__Data supplied__.
_ _ _ _ _ _ _

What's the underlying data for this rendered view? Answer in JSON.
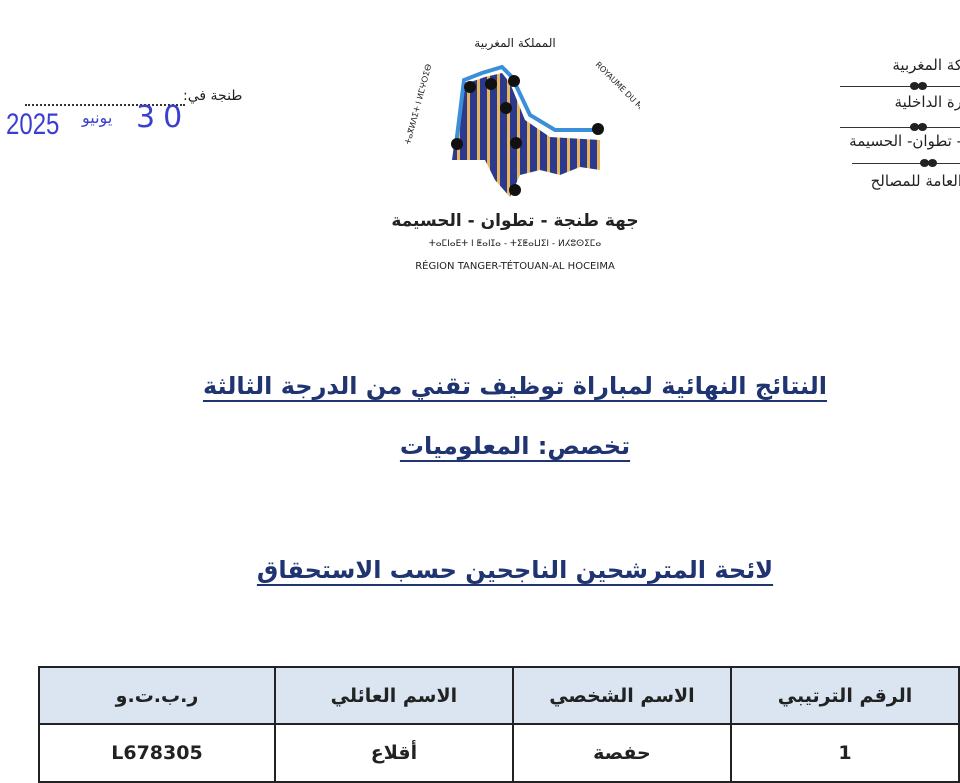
{
  "letterhead_right": [
    "كة المغربية",
    "رة الداخلية",
    "- تطوان- الحسيمة",
    "العامة للمصالح"
  ],
  "place_date": {
    "label": "طنجة في:",
    "day": "30",
    "month": "يونيو",
    "year": "2025"
  },
  "logo": {
    "arabic_arc": "المملكة المغربية",
    "french_arc": "ROYAUME DU MAROC",
    "tifinagh_arc": "ⵜⴰⴳⵍⴷⵉⵜ ⵏ ⵍⵎⵖⵔⵉⴱ",
    "region_ar": "جهة طنجة - تطوان - الحسيمة",
    "region_tifinagh": "ⵜⴰⵎⵏⴰⴹⵜ ⵏ ⵟⴰⵏⵊⴰ - ⵜⵉⵟⴰⵡⵉⵏ - ⵍⵃⵓⵙⵉⵎⴰ",
    "region_fr": "RÉGION TANGER-TÉTOUAN-AL HOCEIMA",
    "colors": {
      "blue": "#2b3a8f",
      "gold": "#e9b75a",
      "sky": "#3b8fd9"
    }
  },
  "titles": {
    "main": "النتائج النهائية لمباراة توظيف تقني من الدرجة الثالثة",
    "specialty": "تخصص: المعلوميات",
    "list": "لائحة المترشحين الناجحين حسب الاستحقاق"
  },
  "table": {
    "headers": [
      "الرقم الترتيبي",
      "الاسم الشخصي",
      "الاسم العائلي",
      "ر.ب.ت.و"
    ],
    "rows": [
      [
        "1",
        "حفصة",
        "أقلاع",
        "L678305"
      ]
    ]
  }
}
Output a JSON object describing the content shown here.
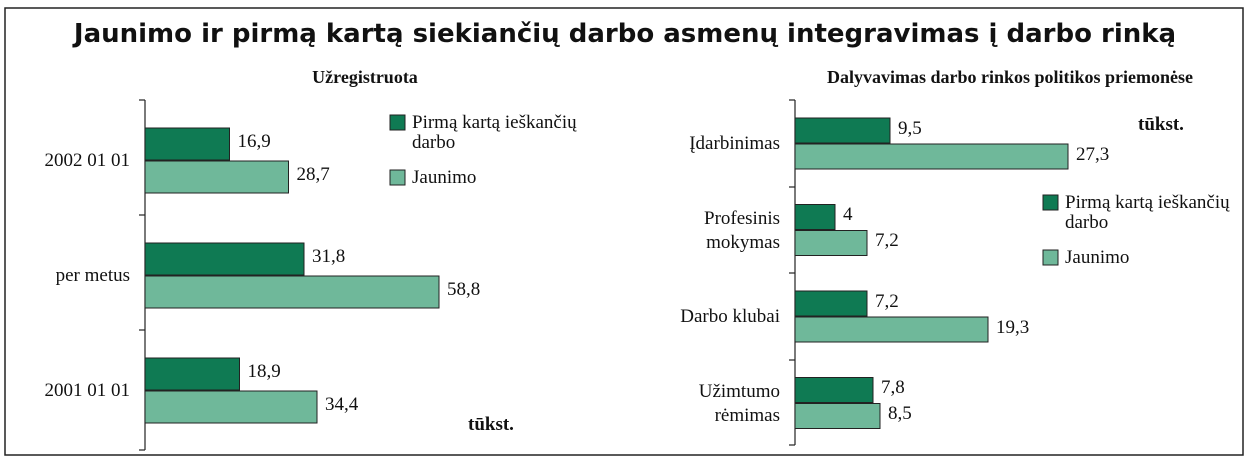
{
  "title": "Jaunimo ir pirmą kartą siekiančių darbo asmenų integravimas į darbo rinką",
  "chart_data": [
    {
      "type": "bar",
      "orientation": "horizontal",
      "title": "Užregistruota",
      "unit_label": "tūkst.",
      "categories": [
        "2002 01 01",
        "per metus",
        "2001 01 01"
      ],
      "series": [
        {
          "name": "Pirmą kartą ieškančių darbo",
          "color": "#0f7a53",
          "values": [
            16.9,
            31.8,
            18.9
          ],
          "value_labels": [
            "16,9",
            "31,8",
            "18,9"
          ]
        },
        {
          "name": "Jaunimo",
          "color": "#6fb89a",
          "values": [
            28.7,
            58.8,
            34.4
          ],
          "value_labels": [
            "28,7",
            "58,8",
            "34,4"
          ]
        }
      ]
    },
    {
      "type": "bar",
      "orientation": "horizontal",
      "title": "Dalyvavimas darbo rinkos politikos priemonėse",
      "unit_label": "tūkst.",
      "categories": [
        "Įdarbinimas",
        "Profesinis mokymas",
        "Darbo klubai",
        "Užimtumo rėmimas"
      ],
      "series": [
        {
          "name": "Pirmą kartą ieškančių darbo",
          "color": "#0f7a53",
          "values": [
            9.5,
            4,
            7.2,
            7.8
          ],
          "value_labels": [
            "9,5",
            "4",
            "7,2",
            "7,8"
          ]
        },
        {
          "name": "Jaunimo",
          "color": "#6fb89a",
          "values": [
            27.3,
            7.2,
            19.3,
            8.5
          ],
          "value_labels": [
            "27,3",
            "7,2",
            "19,3",
            "8,5"
          ]
        }
      ]
    }
  ]
}
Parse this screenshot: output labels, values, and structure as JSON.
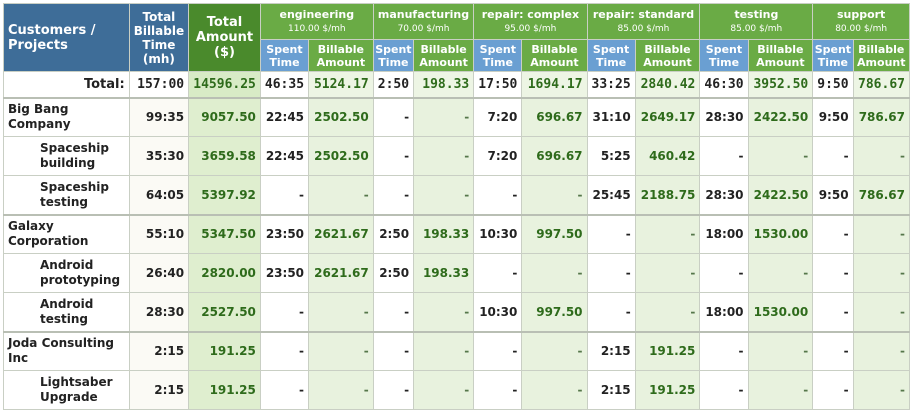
{
  "headers": {
    "customers": "Customers / Projects",
    "total_billable": "Total Billable Time (mh)",
    "total_amount": "Total Amount ($)",
    "spent_time": "Spent Time",
    "billable_amount": "Billable Amount"
  },
  "categories": [
    {
      "name": "engineering",
      "rate": "110.00 $/mh"
    },
    {
      "name": "manufacturing",
      "rate": "70.00 $/mh"
    },
    {
      "name": "repair: complex",
      "rate": "95.00 $/mh"
    },
    {
      "name": "repair: standard",
      "rate": "85.00 $/mh"
    },
    {
      "name": "testing",
      "rate": "85.00 $/mh"
    },
    {
      "name": "support",
      "rate": "80.00 $/mh"
    }
  ],
  "total": {
    "label": "Total:",
    "time": "157:00",
    "amount": "14596.25",
    "cells": [
      "46:35",
      "5124.17",
      "2:50",
      "198.33",
      "17:50",
      "1694.17",
      "33:25",
      "2840.42",
      "46:30",
      "3952.50",
      "9:50",
      "786.67"
    ]
  },
  "rows": [
    {
      "name": "Big Bang Company",
      "time": "99:35",
      "amount": "9057.50",
      "cells": [
        "22:45",
        "2502.50",
        "-",
        "-",
        "7:20",
        "696.67",
        "31:10",
        "2649.17",
        "28:30",
        "2422.50",
        "9:50",
        "786.67"
      ]
    },
    {
      "name": "Spaceship building",
      "time": "35:30",
      "amount": "3659.58",
      "cells": [
        "22:45",
        "2502.50",
        "-",
        "-",
        "7:20",
        "696.67",
        "5:25",
        "460.42",
        "-",
        "-",
        "-",
        "-"
      ]
    },
    {
      "name": "Spaceship testing",
      "time": "64:05",
      "amount": "5397.92",
      "cells": [
        "-",
        "-",
        "-",
        "-",
        "-",
        "-",
        "25:45",
        "2188.75",
        "28:30",
        "2422.50",
        "9:50",
        "786.67"
      ]
    },
    {
      "name": "Galaxy Corporation",
      "time": "55:10",
      "amount": "5347.50",
      "cells": [
        "23:50",
        "2621.67",
        "2:50",
        "198.33",
        "10:30",
        "997.50",
        "-",
        "-",
        "18:00",
        "1530.00",
        "-",
        "-"
      ]
    },
    {
      "name": "Android prototyping",
      "time": "26:40",
      "amount": "2820.00",
      "cells": [
        "23:50",
        "2621.67",
        "2:50",
        "198.33",
        "-",
        "-",
        "-",
        "-",
        "-",
        "-",
        "-",
        "-"
      ]
    },
    {
      "name": "Android testing",
      "time": "28:30",
      "amount": "2527.50",
      "cells": [
        "-",
        "-",
        "-",
        "-",
        "10:30",
        "997.50",
        "-",
        "-",
        "18:00",
        "1530.00",
        "-",
        "-"
      ]
    },
    {
      "name": "Joda Consulting Inc",
      "time": "2:15",
      "amount": "191.25",
      "cells": [
        "-",
        "-",
        "-",
        "-",
        "-",
        "-",
        "2:15",
        "191.25",
        "-",
        "-",
        "-",
        "-"
      ]
    },
    {
      "name": "Lightsaber Upgrade",
      "time": "2:15",
      "amount": "191.25",
      "cells": [
        "-",
        "-",
        "-",
        "-",
        "-",
        "-",
        "2:15",
        "191.25",
        "-",
        "-",
        "-",
        "-"
      ]
    }
  ]
}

_ _ _ _ _ _ _

__Your instructions__. Pictures are not part of the copy; output everything else in the records exactly.

__Response to the task__.
What's the underlying data for this rendered view? Answer in JSON.
{
  "letterhead_right": [
    "كة المغربية",
    "رة الداخلية",
    "- تطوان- الحسيمة",
    "العامة للمصالح"
  ],
  "place_date": {
    "label": "طنجة في:",
    "day": "30",
    "month": "يونيو",
    "year": "2025"
  },
  "logo": {
    "arabic_arc": "المملكة المغربية",
    "french_arc": "ROYAUME DU MAROC",
    "tifinagh_arc": "ⵜⴰⴳⵍⴷⵉⵜ ⵏ ⵍⵎⵖⵔⵉⴱ",
    "region_ar": "جهة طنجة - تطوان - الحسيمة",
    "region_tifinagh": "ⵜⴰⵎⵏⴰⴹⵜ ⵏ ⵟⴰⵏⵊⴰ - ⵜⵉⵟⴰⵡⵉⵏ - ⵍⵃⵓⵙⵉⵎⴰ",
    "region_fr": "RÉGION TANGER-TÉTOUAN-AL HOCEIMA",
    "colors": {
      "blue": "#2b3a8f",
      "gold": "#e9b75a",
      "sky": "#3b8fd9"
    }
  },
  "titles": {
    "main": "النتائج النهائية لمباراة توظيف تقني من الدرجة الثالثة",
    "specialty": "تخصص: المعلوميات",
    "list": "لائحة المترشحين الناجحين حسب الاستحقاق"
  },
  "table": {
    "headers": [
      "الرقم الترتيبي",
      "الاسم الشخصي",
      "الاسم العائلي",
      "ر.ب.ت.و"
    ],
    "rows": [
      [
        "1",
        "حفصة",
        "أقلاع",
        "L678305"
      ]
    ]
  }
}
Output a JSON object describing the content shown here.
{
  "title": "Jaunimo ir pirmą kartą siekiančių darbo asmenų integravimas į darbo rinką",
  "chart_data": [
    {
      "type": "bar",
      "orientation": "horizontal",
      "title": "Užregistruota",
      "unit_label": "tūkst.",
      "categories": [
        "2002 01 01",
        "per metus",
        "2001 01 01"
      ],
      "series": [
        {
          "name": "Pirmą kartą ieškančių darbo",
          "color": "#0f7a53",
          "values": [
            16.9,
            31.8,
            18.9
          ],
          "value_labels": [
            "16,9",
            "31,8",
            "18,9"
          ]
        },
        {
          "name": "Jaunimo",
          "color": "#6fb89a",
          "values": [
            28.7,
            58.8,
            34.4
          ],
          "value_labels": [
            "28,7",
            "58,8",
            "34,4"
          ]
        }
      ]
    },
    {
      "type": "bar",
      "orientation": "horizontal",
      "title": "Dalyvavimas darbo rinkos politikos priemonėse",
      "unit_label": "tūkst.",
      "categories": [
        "Įdarbinimas",
        "Profesinis mokymas",
        "Darbo klubai",
        "Užimtumo rėmimas"
      ],
      "series": [
        {
          "name": "Pirmą kartą ieškančių darbo",
          "color": "#0f7a53",
          "values": [
            9.5,
            4,
            7.2,
            7.8
          ],
          "value_labels": [
            "9,5",
            "4",
            "7,2",
            "7,8"
          ]
        },
        {
          "name": "Jaunimo",
          "color": "#6fb89a",
          "values": [
            27.3,
            7.2,
            19.3,
            8.5
          ],
          "value_labels": [
            "27,3",
            "7,2",
            "19,3",
            "8,5"
          ]
        }
      ]
    }
  ]
}
Parse this screenshot: output labels, values, and structure as JSON.
{
  "headers": {
    "customers": "Customers / Projects",
    "total_billable": "Total Billable Time (mh)",
    "total_amount": "Total Amount ($)",
    "spent_time": "Spent Time",
    "billable_amount": "Billable Amount"
  },
  "categories": [
    {
      "name": "engineering",
      "rate": "110.00 $/mh"
    },
    {
      "name": "manufacturing",
      "rate": "70.00 $/mh"
    },
    {
      "name": "repair: complex",
      "rate": "95.00 $/mh"
    },
    {
      "name": "repair: standard",
      "rate": "85.00 $/mh"
    },
    {
      "name": "testing",
      "rate": "85.00 $/mh"
    },
    {
      "name": "support",
      "rate": "80.00 $/mh"
    }
  ],
  "total": {
    "label": "Total:",
    "time": "157:00",
    "amount": "14596.25",
    "cells": [
      "46:35",
      "5124.17",
      "2:50",
      "198.33",
      "17:50",
      "1694.17",
      "33:25",
      "2840.42",
      "46:30",
      "3952.50",
      "9:50",
      "786.67"
    ]
  },
  "rows": [
    {
      "name": "Big Bang Company",
      "time": "99:35",
      "amount": "9057.50",
      "cells": [
        "22:45",
        "2502.50",
        "-",
        "-",
        "7:20",
        "696.67",
        "31:10",
        "2649.17",
        "28:30",
        "2422.50",
        "9:50",
        "786.67"
      ]
    },
    {
      "name": "Spaceship building",
      "time": "35:30",
      "amount": "3659.58",
      "cells": [
        "22:45",
        "2502.50",
        "-",
        "-",
        "7:20",
        "696.67",
        "5:25",
        "460.42",
        "-",
        "-",
        "-",
        "-"
      ]
    },
    {
      "name": "Spaceship testing",
      "time": "64:05",
      "amount": "5397.92",
      "cells": [
        "-",
        "-",
        "-",
        "-",
        "-",
        "-",
        "25:45",
        "2188.75",
        "28:30",
        "2422.50",
        "9:50",
        "786.67"
      ]
    },
    {
      "name": "Galaxy Corporation",
      "time": "55:10",
      "amount": "5347.50",
      "cells": [
        "23:50",
        "2621.67",
        "2:50",
        "198.33",
        "10:30",
        "997.50",
        "-",
        "-",
        "18:00",
        "1530.00",
        "-",
        "-"
      ]
    },
    {
      "name": "Android prototyping",
      "time": "26:40",
      "amount": "2820.00",
      "cells": [
        "23:50",
        "2621.67",
        "2:50",
        "198.33",
        "-",
        "-",
        "-",
        "-",
        "-",
        "-",
        "-",
        "-"
      ]
    },
    {
      "name": "Android testing",
      "time": "28:30",
      "amount": "2527.50",
      "cells": [
        "-",
        "-",
        "-",
        "-",
        "10:30",
        "997.50",
        "-",
        "-",
        "18:00",
        "1530.00",
        "-",
        "-"
      ]
    },
    {
      "name": "Joda Consulting Inc",
      "time": "2:15",
      "amount": "191.25",
      "cells": [
        "-",
        "-",
        "-",
        "-",
        "-",
        "-",
        "2:15",
        "191.25",
        "-",
        "-",
        "-",
        "-"
      ]
    },
    {
      "name": "Lightsaber Upgrade",
      "time": "2:15",
      "amount": "191.25",
      "cells": [
        "-",
        "-",
        "-",
        "-",
        "-",
        "-",
        "2:15",
        "191.25",
        "-",
        "-",
        "-",
        "-"
      ]
    }
  ]
}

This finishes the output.